**Set problem:** Of the lines in the data below, count the ones holding the string "name", and answer with that number only.

## Start

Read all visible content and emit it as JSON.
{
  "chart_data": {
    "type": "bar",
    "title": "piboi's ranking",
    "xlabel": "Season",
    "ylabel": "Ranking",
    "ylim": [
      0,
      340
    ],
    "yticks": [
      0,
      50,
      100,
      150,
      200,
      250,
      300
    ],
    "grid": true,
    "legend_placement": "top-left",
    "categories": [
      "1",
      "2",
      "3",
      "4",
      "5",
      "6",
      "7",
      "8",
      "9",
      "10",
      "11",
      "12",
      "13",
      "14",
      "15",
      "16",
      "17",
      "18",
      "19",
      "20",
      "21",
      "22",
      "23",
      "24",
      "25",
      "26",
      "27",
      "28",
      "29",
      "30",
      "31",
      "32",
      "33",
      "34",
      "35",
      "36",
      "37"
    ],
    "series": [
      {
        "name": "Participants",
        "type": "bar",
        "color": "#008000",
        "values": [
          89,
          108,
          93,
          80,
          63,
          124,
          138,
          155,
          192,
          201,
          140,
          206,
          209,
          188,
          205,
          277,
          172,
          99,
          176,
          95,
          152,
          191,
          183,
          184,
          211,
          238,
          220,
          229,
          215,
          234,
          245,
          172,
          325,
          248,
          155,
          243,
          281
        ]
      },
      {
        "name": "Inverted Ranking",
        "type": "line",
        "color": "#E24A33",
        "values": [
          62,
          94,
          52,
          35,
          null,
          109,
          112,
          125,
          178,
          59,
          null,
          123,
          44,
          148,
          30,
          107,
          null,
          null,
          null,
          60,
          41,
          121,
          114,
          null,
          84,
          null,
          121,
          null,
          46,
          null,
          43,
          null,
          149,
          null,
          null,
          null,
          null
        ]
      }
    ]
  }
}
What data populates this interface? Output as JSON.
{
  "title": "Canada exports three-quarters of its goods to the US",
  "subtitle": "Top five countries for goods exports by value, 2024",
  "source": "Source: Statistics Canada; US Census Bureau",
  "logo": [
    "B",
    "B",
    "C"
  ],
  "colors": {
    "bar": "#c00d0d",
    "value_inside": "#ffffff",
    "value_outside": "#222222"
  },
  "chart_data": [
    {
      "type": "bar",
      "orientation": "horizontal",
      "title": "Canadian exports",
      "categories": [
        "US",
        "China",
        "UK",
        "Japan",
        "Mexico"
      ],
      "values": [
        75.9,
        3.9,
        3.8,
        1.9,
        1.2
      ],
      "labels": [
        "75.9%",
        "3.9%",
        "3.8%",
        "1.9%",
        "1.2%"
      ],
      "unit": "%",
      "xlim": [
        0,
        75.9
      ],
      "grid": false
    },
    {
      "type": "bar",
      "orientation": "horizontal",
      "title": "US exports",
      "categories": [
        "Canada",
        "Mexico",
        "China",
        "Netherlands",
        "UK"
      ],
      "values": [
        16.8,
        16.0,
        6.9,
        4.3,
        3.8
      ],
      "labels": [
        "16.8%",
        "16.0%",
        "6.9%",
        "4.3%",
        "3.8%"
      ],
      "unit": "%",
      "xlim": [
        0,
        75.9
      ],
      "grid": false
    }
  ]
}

## End

**Correct answer:** 2